** BEGIN **
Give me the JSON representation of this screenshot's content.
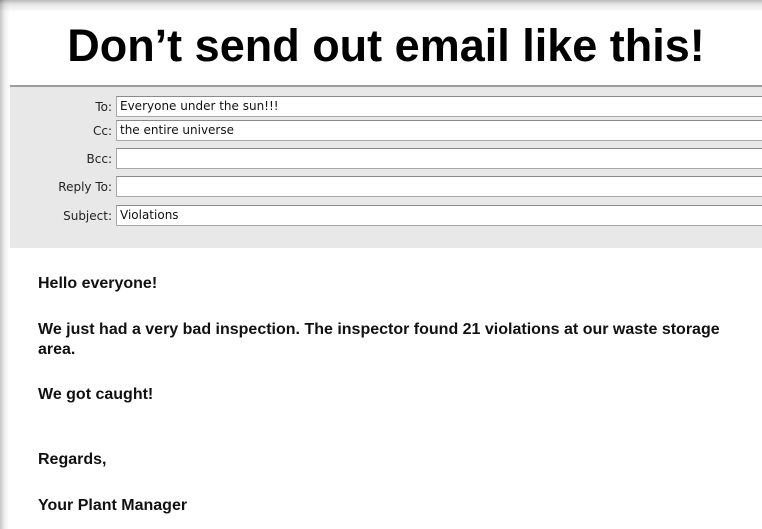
{
  "headline": "Don’t send out email like this!",
  "email": {
    "headers": [
      {
        "label": "To:",
        "value": "Everyone under the sun!!!"
      },
      {
        "label": "Cc:",
        "value": "the entire universe"
      },
      {
        "label": "Bcc:",
        "value": ""
      },
      {
        "label": "Reply To:",
        "value": ""
      },
      {
        "label": "Subject:",
        "value": "Violations"
      }
    ],
    "body": {
      "greeting": "Hello everyone!",
      "paragraph": "We just had a very bad inspection. The inspector found 21 violations at our waste storage area.",
      "caught": "We got caught!",
      "closing": "Regards,",
      "signature": "Your Plant Manager"
    }
  }
}
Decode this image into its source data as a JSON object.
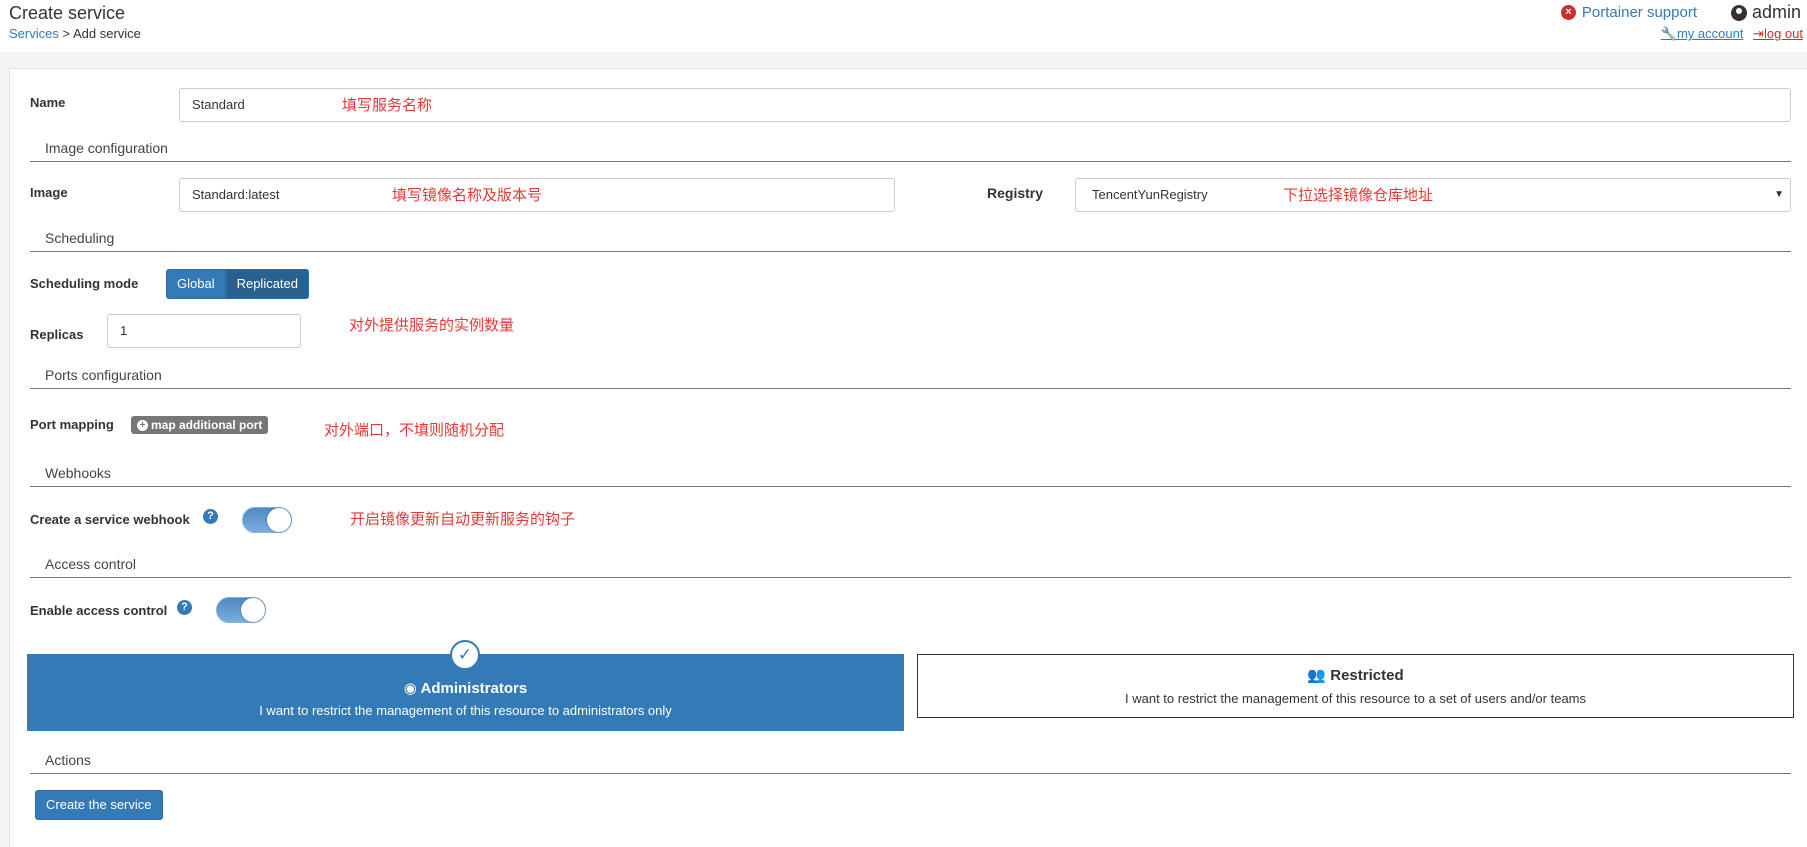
** END **
• _Task goal_
Repeat the material verbatim. Do not carry over any picture.

• _Finished answer_
Give me the JSON representation of this screenshot's content.
{
  "headline": "Don’t send out email like this!",
  "email": {
    "headers": [
      {
        "label": "To:",
        "value": "Everyone under the sun!!!"
      },
      {
        "label": "Cc:",
        "value": "the entire universe"
      },
      {
        "label": "Bcc:",
        "value": ""
      },
      {
        "label": "Reply To:",
        "value": ""
      },
      {
        "label": "Subject:",
        "value": "Violations"
      }
    ],
    "body": {
      "greeting": "Hello everyone!",
      "paragraph": "We just had a very bad inspection. The inspector found 21 violations at our waste storage area.",
      "caught": "We got caught!",
      "closing": "Regards,",
      "signature": "Your Plant Manager"
    }
  }
}
Decode this image into its source data as a JSON object.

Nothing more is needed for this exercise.